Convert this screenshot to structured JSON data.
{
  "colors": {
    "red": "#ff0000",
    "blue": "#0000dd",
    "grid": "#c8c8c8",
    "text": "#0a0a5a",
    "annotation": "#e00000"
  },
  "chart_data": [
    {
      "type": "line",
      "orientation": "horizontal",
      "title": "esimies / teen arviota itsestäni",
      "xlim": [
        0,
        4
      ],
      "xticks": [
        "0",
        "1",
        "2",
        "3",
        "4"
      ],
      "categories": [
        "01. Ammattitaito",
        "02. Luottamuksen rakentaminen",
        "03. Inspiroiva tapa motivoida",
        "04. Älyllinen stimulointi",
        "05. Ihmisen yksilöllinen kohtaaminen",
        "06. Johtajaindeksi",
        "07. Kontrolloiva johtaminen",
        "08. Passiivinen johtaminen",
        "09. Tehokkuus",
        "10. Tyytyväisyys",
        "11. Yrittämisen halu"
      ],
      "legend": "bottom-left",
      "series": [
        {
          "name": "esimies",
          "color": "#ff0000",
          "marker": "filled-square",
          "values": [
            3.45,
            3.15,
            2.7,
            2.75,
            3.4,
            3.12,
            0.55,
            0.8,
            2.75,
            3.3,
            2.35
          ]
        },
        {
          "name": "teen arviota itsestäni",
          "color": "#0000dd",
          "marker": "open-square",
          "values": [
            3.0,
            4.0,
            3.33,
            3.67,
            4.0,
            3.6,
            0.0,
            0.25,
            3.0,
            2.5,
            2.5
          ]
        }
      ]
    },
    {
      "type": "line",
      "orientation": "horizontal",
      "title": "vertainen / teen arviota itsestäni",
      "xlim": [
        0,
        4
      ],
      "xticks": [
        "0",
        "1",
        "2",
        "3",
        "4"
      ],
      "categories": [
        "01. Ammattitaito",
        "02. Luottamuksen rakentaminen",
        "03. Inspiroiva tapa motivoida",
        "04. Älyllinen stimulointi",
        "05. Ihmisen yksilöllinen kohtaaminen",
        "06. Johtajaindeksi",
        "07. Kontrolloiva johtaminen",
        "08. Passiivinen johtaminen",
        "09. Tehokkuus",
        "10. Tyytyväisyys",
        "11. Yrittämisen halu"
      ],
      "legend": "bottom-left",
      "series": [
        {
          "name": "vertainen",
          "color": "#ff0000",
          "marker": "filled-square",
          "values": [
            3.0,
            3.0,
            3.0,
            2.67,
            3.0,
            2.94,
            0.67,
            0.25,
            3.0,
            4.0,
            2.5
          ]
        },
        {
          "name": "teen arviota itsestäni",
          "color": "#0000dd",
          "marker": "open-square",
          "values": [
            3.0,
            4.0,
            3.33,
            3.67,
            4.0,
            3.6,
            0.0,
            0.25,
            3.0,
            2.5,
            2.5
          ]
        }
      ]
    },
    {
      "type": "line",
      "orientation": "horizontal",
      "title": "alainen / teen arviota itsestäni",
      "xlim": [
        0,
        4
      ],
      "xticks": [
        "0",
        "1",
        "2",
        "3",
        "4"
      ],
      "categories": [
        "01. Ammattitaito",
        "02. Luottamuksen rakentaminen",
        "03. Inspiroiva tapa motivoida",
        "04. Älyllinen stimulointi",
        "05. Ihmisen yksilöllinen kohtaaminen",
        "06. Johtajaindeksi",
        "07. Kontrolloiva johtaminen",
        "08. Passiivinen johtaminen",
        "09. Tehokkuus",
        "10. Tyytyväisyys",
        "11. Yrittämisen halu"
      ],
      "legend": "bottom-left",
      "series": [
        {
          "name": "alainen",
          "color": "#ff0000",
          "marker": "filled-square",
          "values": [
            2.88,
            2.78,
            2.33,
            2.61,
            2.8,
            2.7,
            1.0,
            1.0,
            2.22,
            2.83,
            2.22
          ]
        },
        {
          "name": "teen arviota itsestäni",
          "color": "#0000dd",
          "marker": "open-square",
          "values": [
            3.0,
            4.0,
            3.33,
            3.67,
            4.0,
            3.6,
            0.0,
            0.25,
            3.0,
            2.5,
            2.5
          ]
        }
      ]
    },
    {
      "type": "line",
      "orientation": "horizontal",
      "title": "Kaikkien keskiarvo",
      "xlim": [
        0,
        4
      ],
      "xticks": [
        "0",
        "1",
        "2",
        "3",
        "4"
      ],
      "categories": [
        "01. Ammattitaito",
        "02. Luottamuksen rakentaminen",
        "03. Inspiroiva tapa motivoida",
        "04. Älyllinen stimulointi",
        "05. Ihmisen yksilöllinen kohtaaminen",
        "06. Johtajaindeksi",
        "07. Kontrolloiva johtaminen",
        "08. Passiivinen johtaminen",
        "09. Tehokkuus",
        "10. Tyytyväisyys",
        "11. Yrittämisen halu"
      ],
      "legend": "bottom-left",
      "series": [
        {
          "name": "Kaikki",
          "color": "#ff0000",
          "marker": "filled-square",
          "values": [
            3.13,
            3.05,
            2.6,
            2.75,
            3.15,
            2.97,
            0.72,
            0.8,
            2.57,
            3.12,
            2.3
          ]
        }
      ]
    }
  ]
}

####

Requirements |
Transcribe all entries exactly as they are given.

Result |
Convert this screenshot to structured JSON data.
{
  "colors": {
    "red": "#ff0000",
    "blue": "#0000dd",
    "grid": "#c8c8c8",
    "text": "#0a0a5a",
    "annotation": "#e00000"
  },
  "chart_data": [
    {
      "type": "line",
      "orientation": "horizontal",
      "title": "esimies / teen arviota itsestäni",
      "xlim": [
        0,
        4
      ],
      "xticks": [
        "0",
        "1",
        "2",
        "3",
        "4"
      ],
      "categories": [
        "01. Ammattitaito",
        "02. Luottamuksen rakentaminen",
        "03. Inspiroiva tapa motivoida",
        "04. Älyllinen stimulointi",
        "05. Ihmisen yksilöllinen kohtaaminen",
        "06. Johtajaindeksi",
        "07. Kontrolloiva johtaminen",
        "08. Passiivinen johtaminen",
        "09. Tehokkuus",
        "10. Tyytyväisyys",
        "11. Yrittämisen halu"
      ],
      "legend": "bottom-left",
      "series": [
        {
          "name": "esimies",
          "color": "#ff0000",
          "marker": "filled-square",
          "values": [
            3.45,
            3.15,
            2.7,
            2.75,
            3.4,
            3.12,
            0.55,
            0.8,
            2.75,
            3.3,
            2.35
          ]
        },
        {
          "name": "teen arviota itsestäni",
          "color": "#0000dd",
          "marker": "open-square",
          "values": [
            3.0,
            4.0,
            3.33,
            3.67,
            4.0,
            3.6,
            0.0,
            0.25,
            3.0,
            2.5,
            2.5
          ]
        }
      ]
    },
    {
      "type": "line",
      "orientation": "horizontal",
      "title": "vertainen / teen arviota itsestäni",
      "xlim": [
        0,
        4
      ],
      "xticks": [
        "0",
        "1",
        "2",
        "3",
        "4"
      ],
      "categories": [
        "01. Ammattitaito",
        "02. Luottamuksen rakentaminen",
        "03. Inspiroiva tapa motivoida",
        "04. Älyllinen stimulointi",
        "05. Ihmisen yksilöllinen kohtaaminen",
        "06. Johtajaindeksi",
        "07. Kontrolloiva johtaminen",
        "08. Passiivinen johtaminen",
        "09. Tehokkuus",
        "10. Tyytyväisyys",
        "11. Yrittämisen halu"
      ],
      "legend": "bottom-left",
      "series": [
        {
          "name": "vertainen",
          "color": "#ff0000",
          "marker": "filled-square",
          "values": [
            3.0,
            3.0,
            3.0,
            2.67,
            3.0,
            2.94,
            0.67,
            0.25,
            3.0,
            4.0,
            2.5
          ]
        },
        {
          "name": "teen arviota itsestäni",
          "color": "#0000dd",
          "marker": "open-square",
          "values": [
            3.0,
            4.0,
            3.33,
            3.67,
            4.0,
            3.6,
            0.0,
            0.25,
            3.0,
            2.5,
            2.5
          ]
        }
      ]
    },
    {
      "type": "line",
      "orientation": "horizontal",
      "title": "alainen / teen arviota itsestäni",
      "xlim": [
        0,
        4
      ],
      "xticks": [
        "0",
        "1",
        "2",
        "3",
        "4"
      ],
      "categories": [
        "01. Ammattitaito",
        "02. Luottamuksen rakentaminen",
        "03. Inspiroiva tapa motivoida",
        "04. Älyllinen stimulointi",
        "05. Ihmisen yksilöllinen kohtaaminen",
        "06. Johtajaindeksi",
        "07. Kontrolloiva johtaminen",
        "08. Passiivinen johtaminen",
        "09. Tehokkuus",
        "10. Tyytyväisyys",
        "11. Yrittämisen halu"
      ],
      "legend": "bottom-left",
      "series": [
        {
          "name": "alainen",
          "color": "#ff0000",
          "marker": "filled-square",
          "values": [
            2.88,
            2.78,
            2.33,
            2.61,
            2.8,
            2.7,
            1.0,
            1.0,
            2.22,
            2.83,
            2.22
          ]
        },
        {
          "name": "teen arviota itsestäni",
          "color": "#0000dd",
          "marker": "open-square",
          "values": [
            3.0,
            4.0,
            3.33,
            3.67,
            4.0,
            3.6,
            0.0,
            0.25,
            3.0,
            2.5,
            2.5
          ]
        }
      ]
    },
    {
      "type": "line",
      "orientation": "horizontal",
      "title": "Kaikkien keskiarvo",
      "xlim": [
        0,
        4
      ],
      "xticks": [
        "0",
        "1",
        "2",
        "3",
        "4"
      ],
      "categories": [
        "01. Ammattitaito",
        "02. Luottamuksen rakentaminen",
        "03. Inspiroiva tapa motivoida",
        "04. Älyllinen stimulointi",
        "05. Ihmisen yksilöllinen kohtaaminen",
        "06. Johtajaindeksi",
        "07. Kontrolloiva johtaminen",
        "08. Passiivinen johtaminen",
        "09. Tehokkuus",
        "10. Tyytyväisyys",
        "11. Yrittämisen halu"
      ],
      "legend": "bottom-left",
      "series": [
        {
          "name": "Kaikki",
          "color": "#ff0000",
          "marker": "filled-square",
          "values": [
            3.13,
            3.05,
            2.6,
            2.75,
            3.15,
            2.97,
            0.72,
            0.8,
            2.57,
            3.12,
            2.3
          ]
        }
      ]
    }
  ]
}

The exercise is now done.